# [Data supplied]

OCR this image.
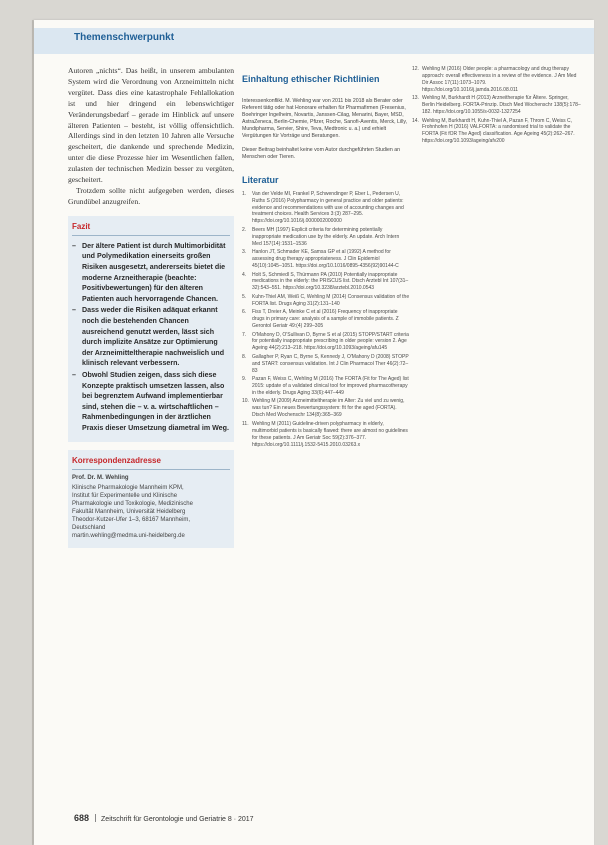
Themenschwerpunkt

Autoren „nichts“. Das heißt, in unserem ambulanten System wird die Verordnung von Arzneimitteln nicht vergütet. Dass dies eine katastrophale Fehlallokation ist und hier dringend ein lebenswichtiger Veränderungsbedarf – gerade im Hinblick auf unsere älteren Patienten – besteht, ist völlig offensichtlich. Allerdings sind in den letzten 10 Jahren alle Versuche gescheitert, die dankende und sprechende Medizin, unter die diese Prozesse hier im Wesentlichen fallen, zulasten der technischen Medizin besser zu vergüten, gescheitert.

Trotzdem sollte nicht aufgegeben werden, dieses Grundübel anzugreifen.

Fazit
– Der ältere Patient ist durch Multimorbidität und Polymedikation einerseits großen Risiken ausgesetzt, andererseits bietet die moderne Arzneitherapie (beachte: Positivbewertungen) für den älteren Patienten auch hervorragende Chancen.
– Dass weder die Risiken adäquat erkannt noch die bestehenden Chancen ausreichend genutzt werden, lässt sich durch implizite Ansätze zur Optimierung der Arzneimitteltherapie nachweislich und klinisch relevant verbessern.
– Obwohl Studien zeigen, dass sich diese Konzepte praktisch umsetzen lassen, also bei begrenztem Aufwand implementierbar sind, stehen die – v. a. wirtschaftlichen – Rahmenbedingungen in der ärztlichen Praxis dieser Umsetzung diametral im Weg.
Korrespondenzadresse
Prof. Dr. M. Wehling
Klinische Pharmakologie Mannheim KPM,
Institut für Experimentelle und Klinische
Pharmakologie und Toxikologie, Medizinische
Fakultät Mannheim, Universität Heidelberg
Theodor-Kutzer-Ufer 1–3, 68167 Mannheim,
Deutschland
martin.wehling@medma.uni-heidelberg.de
Einhaltung ethischer Richtlinien
Interessenkonflikt. M. Wehling war von 2011 bis 2018 als Berater oder Referent tätig oder hat Honorare erhalten für Pharmafirmen (Fresenius, Boehringer Ingelheim, Novartis, Janssen-Cilag, Menarini, Bayer, MSD, AstraZeneca, Berlin-Chemie, Pfizer, Roche, Sanofi-Aventis, Merck, Lilly, Mundipharma, Servier, Shire, Teva, Medtronic u. a.) und erhielt Vergütungen für Vorträge und Beratungen.
Dieser Beitrag beinhaltet keine vom Autor durchgeführten Studien an Menschen oder Tieren.
Literatur
1.	Van der Velde MI, Frankel P, Schwendinger P, Eber L, Pedersen U, Ruths S (2016) Polypharmacy in general practice and older patients: evidence and recommendations with use of accounting changes and treatment choices. Health Services 3:(3) 287–295. https://doi.org/10.1016/j.0000002000000
2.	Beers MH (1997) Explicit criteria for determining potentially inappropriate medication use by the elderly. An update. Arch Intern Med 157(14):1531–1536
3.	Hanlon JT, Schmader KE, Samsa GP et al (1992) A method for assessing drug therapy appropriateness. J Clin Epidemiol 45(10):1045–1051. https://doi.org/10.1016/0895-4356(92)90144-C
4.	Holt S, Schmiedl S, Thürmann PA (2010) Potentially inappropriate medications in the elderly: the PRISCUS list. Dtsch Arztebl Int 107(31–32):543–551. https://doi.org/10.3238/arztebl.2010.0543
5.	Kuhn-Thiel AM, Weiß C, Wehling M (2014) Consensus validation of the FORTA list. Drugs Aging 31(2):131–140
6.	Fiss T, Dreier A, Meinke C et al (2016) Frequency of inappropriate drugs in primary care: analysis of a sample of immobile patients. Z Gerontol Geriatr 49:(4) 299–305
7.	O'Mahony D, O'Sullivan D, Byrne S et al (2015) STOPP/START criteria for potentially inappropriate prescribing in older people: version 2. Age Ageing 44(2):213–218. https://doi.org/10.1093/ageing/afu145
8.	Gallagher P, Ryan C, Byrne S, Kennedy J, O'Mahony D (2008) STOPP and START: consensus validation. Int J Clin Pharmacol Ther 46(2):72–83
9.	Pazan F, Weiss C, Wehling M (2016) The FORTA (Fit for The Aged) list 2015: update of a validated clinical tool for improved pharmacotherapy in the elderly. Drugs Aging 33(6):447–449
10. Wehling M (2009) Arzneimitteltherapie im Alter: Zu viel und zu wenig, was tun? Ein neues Bewertungssystem: fit for the aged (FORTA). Dtsch Med Wochenschr 134(8):365–369
11. Wehling M (2011) Guideline-driven polypharmacy in elderly, multimorbid patients is basically flawed: there are almost no guidelines for these patients. J Am Geriatr Soc 59(2):376–377. https://doi.org/10.1111/j.1532-5415.2010.03263.x
12. Wehling M (2016) Older people: a pharmacology and drug therapy approach: overall effectiveness in a review of the evidence. J Am Med Dir Assoc 17(11):1073–1079. https://doi.org/10.1016/j.jamda.2016.08.011
13. Wehling M, Burkhardt H (2013) Arzneitherapie für Ältere. Springer, Berlin Heidelberg. FORTA-Prinzip. Dtsch Med Wochenschr 138(5):178–182. https://doi.org/10.1055/s-0032-1327254
14. Wehling M, Burkhardt H, Kuhn-Thiel A, Pazan F, Throm C, Weiss C, Frohnhofen H (2016) VALFORTA: a randomised trial to validate the FORTA (Fit fOR The Aged) classification. Age Ageing 45(2):262–267. https://doi.org/10.1093/ageing/afv200
688 Zeitschrift für Gerontologie und Geriatrie 8 · 2017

# [What is expected]
Tally the lines in the records containing the string "criteria"; output only the tally.

# [Expected output]
2